[INPUT ROWS]
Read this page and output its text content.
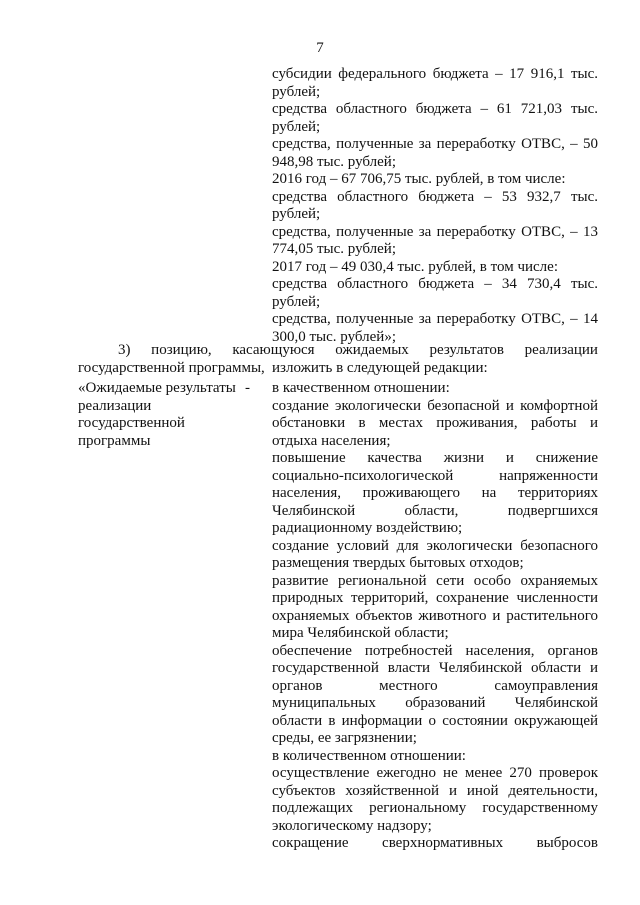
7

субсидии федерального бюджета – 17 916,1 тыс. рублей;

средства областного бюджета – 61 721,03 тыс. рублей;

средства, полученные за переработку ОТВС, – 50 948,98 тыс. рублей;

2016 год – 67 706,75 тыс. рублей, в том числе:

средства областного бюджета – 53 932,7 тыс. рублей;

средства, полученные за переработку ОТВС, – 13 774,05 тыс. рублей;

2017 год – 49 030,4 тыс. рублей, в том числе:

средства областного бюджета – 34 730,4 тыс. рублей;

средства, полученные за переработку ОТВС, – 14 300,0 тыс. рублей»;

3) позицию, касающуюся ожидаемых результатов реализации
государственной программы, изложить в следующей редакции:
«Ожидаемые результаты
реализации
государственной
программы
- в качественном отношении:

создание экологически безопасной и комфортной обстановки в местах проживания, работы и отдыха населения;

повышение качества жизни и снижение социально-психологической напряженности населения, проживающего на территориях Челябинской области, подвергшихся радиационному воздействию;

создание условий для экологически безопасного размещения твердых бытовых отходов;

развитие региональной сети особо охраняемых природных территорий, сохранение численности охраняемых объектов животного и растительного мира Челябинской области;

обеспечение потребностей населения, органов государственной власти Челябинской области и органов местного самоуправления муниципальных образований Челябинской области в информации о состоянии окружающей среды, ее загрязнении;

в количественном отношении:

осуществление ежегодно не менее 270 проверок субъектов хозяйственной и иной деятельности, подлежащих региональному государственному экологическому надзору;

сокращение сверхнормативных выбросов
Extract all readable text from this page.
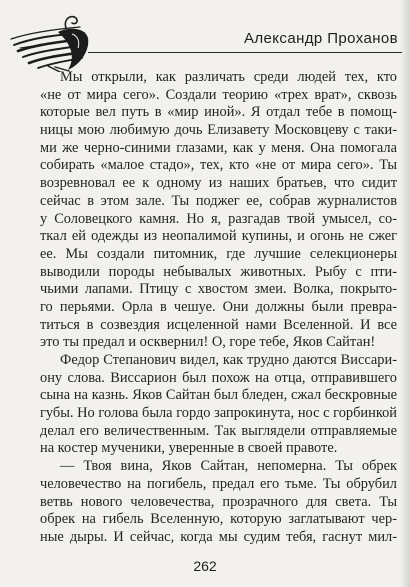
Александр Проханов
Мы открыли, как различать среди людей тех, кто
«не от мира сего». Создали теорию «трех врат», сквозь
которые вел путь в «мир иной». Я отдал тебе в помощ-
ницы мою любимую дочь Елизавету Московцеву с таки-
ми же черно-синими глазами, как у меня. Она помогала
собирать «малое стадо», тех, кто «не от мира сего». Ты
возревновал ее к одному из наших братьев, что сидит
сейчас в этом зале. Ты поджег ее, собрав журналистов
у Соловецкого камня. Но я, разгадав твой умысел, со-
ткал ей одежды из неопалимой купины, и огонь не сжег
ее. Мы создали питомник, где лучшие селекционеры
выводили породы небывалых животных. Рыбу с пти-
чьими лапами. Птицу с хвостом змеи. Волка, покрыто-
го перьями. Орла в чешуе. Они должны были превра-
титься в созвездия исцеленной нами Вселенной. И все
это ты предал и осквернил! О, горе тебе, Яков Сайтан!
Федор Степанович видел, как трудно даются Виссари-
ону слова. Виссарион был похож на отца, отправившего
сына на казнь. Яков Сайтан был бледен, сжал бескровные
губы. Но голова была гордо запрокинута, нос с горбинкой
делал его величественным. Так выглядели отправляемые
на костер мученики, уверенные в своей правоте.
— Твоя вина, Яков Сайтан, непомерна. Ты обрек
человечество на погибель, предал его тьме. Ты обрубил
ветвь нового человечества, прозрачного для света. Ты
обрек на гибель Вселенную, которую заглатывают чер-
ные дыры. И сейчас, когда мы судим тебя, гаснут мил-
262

[TASK DIRECTIONS] Within the entries above, work out how many lines contain the word "государственной". The number alone is the answer.

[RESULT] 3